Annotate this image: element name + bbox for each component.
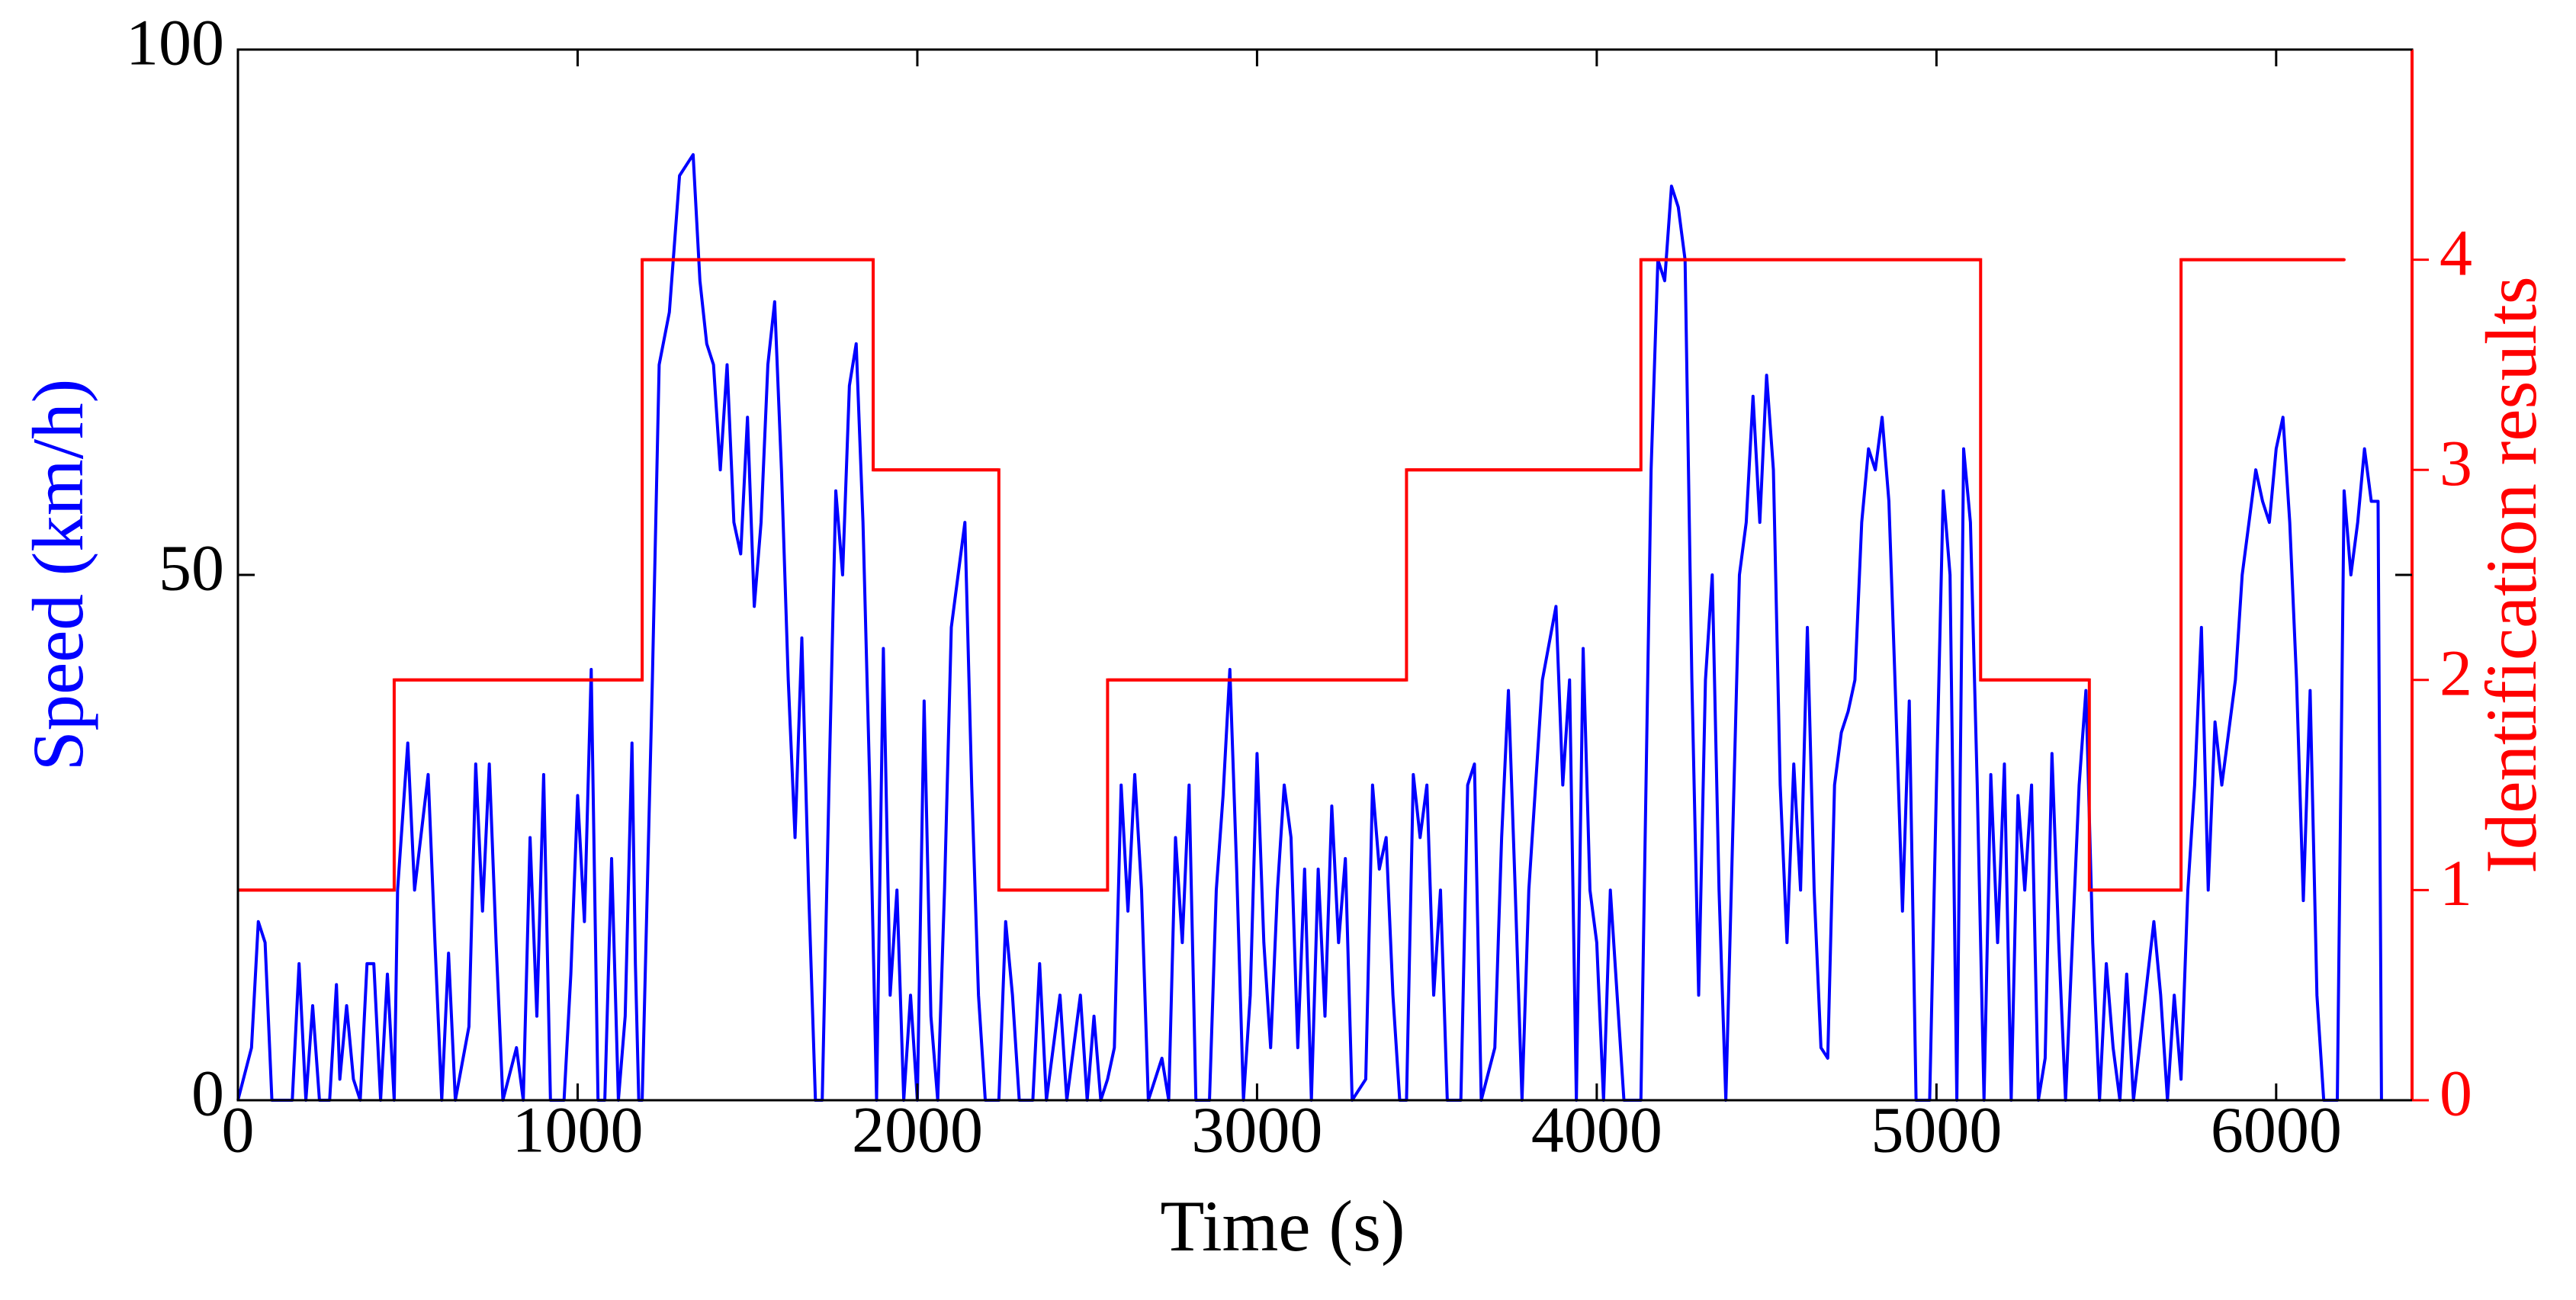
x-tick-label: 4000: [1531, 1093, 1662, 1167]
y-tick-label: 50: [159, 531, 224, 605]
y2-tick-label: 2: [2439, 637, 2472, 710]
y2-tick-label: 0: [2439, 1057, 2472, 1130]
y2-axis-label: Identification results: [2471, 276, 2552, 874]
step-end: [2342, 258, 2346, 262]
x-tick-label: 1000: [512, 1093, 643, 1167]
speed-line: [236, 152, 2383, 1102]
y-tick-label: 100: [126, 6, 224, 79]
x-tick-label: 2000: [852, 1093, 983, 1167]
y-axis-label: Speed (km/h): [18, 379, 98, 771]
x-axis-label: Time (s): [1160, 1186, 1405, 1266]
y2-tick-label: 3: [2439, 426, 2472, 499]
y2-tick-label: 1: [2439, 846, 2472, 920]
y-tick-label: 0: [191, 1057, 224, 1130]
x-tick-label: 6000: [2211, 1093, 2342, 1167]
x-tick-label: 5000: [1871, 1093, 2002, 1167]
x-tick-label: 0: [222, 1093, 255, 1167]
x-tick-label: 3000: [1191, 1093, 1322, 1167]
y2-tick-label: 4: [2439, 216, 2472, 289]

━━━━━━━━━━━━━━━━

• JOB
Transcribe without changes the lines in the records from the line with "x-tick-label: 4000: [1531, 1093, 1662, 1167]" to the line with "y-axis-label: Speed (km/h): [18, 379, 98, 771]", both included.

• RESULT
x-tick-label: 4000: [1531, 1093, 1662, 1167]
y-tick-label: 50: [159, 531, 224, 605]
y2-tick-label: 2: [2439, 637, 2472, 710]
y2-tick-label: 0: [2439, 1057, 2472, 1130]
y2-axis-label: Identification results: [2471, 276, 2552, 874]
step-end: [2342, 258, 2346, 262]
x-tick-label: 1000: [512, 1093, 643, 1167]
speed-line: [236, 152, 2383, 1102]
y-tick-label: 100: [126, 6, 224, 79]
x-tick-label: 2000: [852, 1093, 983, 1167]
y-axis-label: Speed (km/h): [18, 379, 98, 771]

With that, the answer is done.